◆ WHAT IS ASKED
Reproduce all the material exactly, minus any pictures it holds.
════════════════
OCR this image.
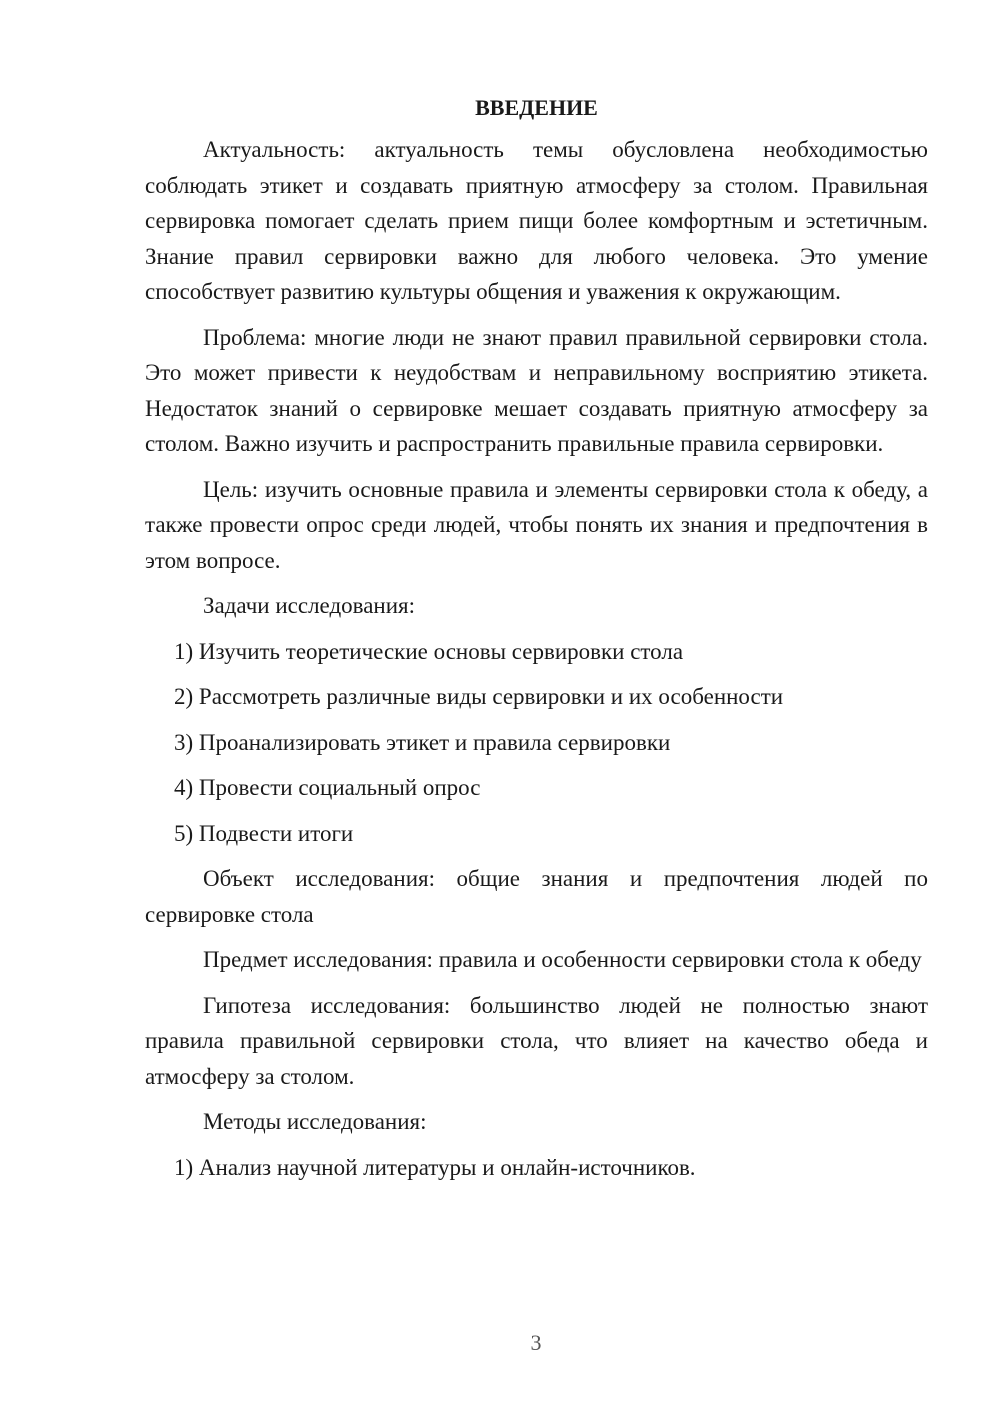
ВВЕДЕНИЕ

Актуальность: актуальность темы обусловлена необходимостью соблюдать этикет и создавать приятную атмосферу за столом. Правильная сервировка помогает сделать прием пищи более комфортным и эстетичным. Знание правил сервировки важно для любого человека. Это умение способствует развитию культуры общения и уважения к окружающим.

Проблема: многие люди не знают правил правильной сервировки стола. Это может привести к неудобствам и неправильному восприятию этикета. Недостаток знаний о сервировке мешает создавать приятную атмосферу за столом. Важно изучить и распространить правильные правила сервировки.

Цель: изучить основные правила и элементы сервировки стола к обеду, а также провести опрос среди людей, чтобы понять их знания и предпочтения в этом вопросе.

Задачи исследования:
1) Изучить теоретические основы сервировки стола
2) Рассмотреть различные виды сервировки и их особенности
3) Проанализировать этикет и правила сервировки
4) Провести социальный опрос
5) Подвести итоги

Объект исследования: общие знания и предпочтения людей по сервировке стола

Предмет исследования: правила и особенности сервировки стола к обеду

Гипотеза исследования: большинство людей не полностью знают правила правильной сервировки стола, что влияет на качество обеда и атмосферу за столом.

Методы исследования:
1) Анализ научной литературы и онлайн-источников.
3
════════════════
◆ FINAL ANSWER
OCR this image.
ВВЕДЕНИЕ

Актуальность: актуальность темы обусловлена необходимостью соблюдать этикет и создавать приятную атмосферу за столом. Правильная сервировка помогает сделать прием пищи более комфортным и эстетичным. Знание правил сервировки важно для любого человека. Это умение способствует развитию культуры общения и уважения к окружающим.

Проблема: многие люди не знают правил правильной сервировки стола. Это может привести к неудобствам и неправильному восприятию этикета. Недостаток знаний о сервировке мешает создавать приятную атмосферу за столом. Важно изучить и распространить правильные правила сервировки.

Цель: изучить основные правила и элементы сервировки стола к обеду, а также провести опрос среди людей, чтобы понять их знания и предпочтения в этом вопросе.

Задачи исследования:
1) Изучить теоретические основы сервировки стола
2) Рассмотреть различные виды сервировки и их особенности
3) Проанализировать этикет и правила сервировки
4) Провести социальный опрос
5) Подвести итоги

Объект исследования: общие знания и предпочтения людей по сервировке стола

Предмет исследования: правила и особенности сервировки стола к обеду

Гипотеза исследования: большинство людей не полностью знают правила правильной сервировки стола, что влияет на качество обеда и атмосферу за столом.

Методы исследования:
1) Анализ научной литературы и онлайн-источников.
3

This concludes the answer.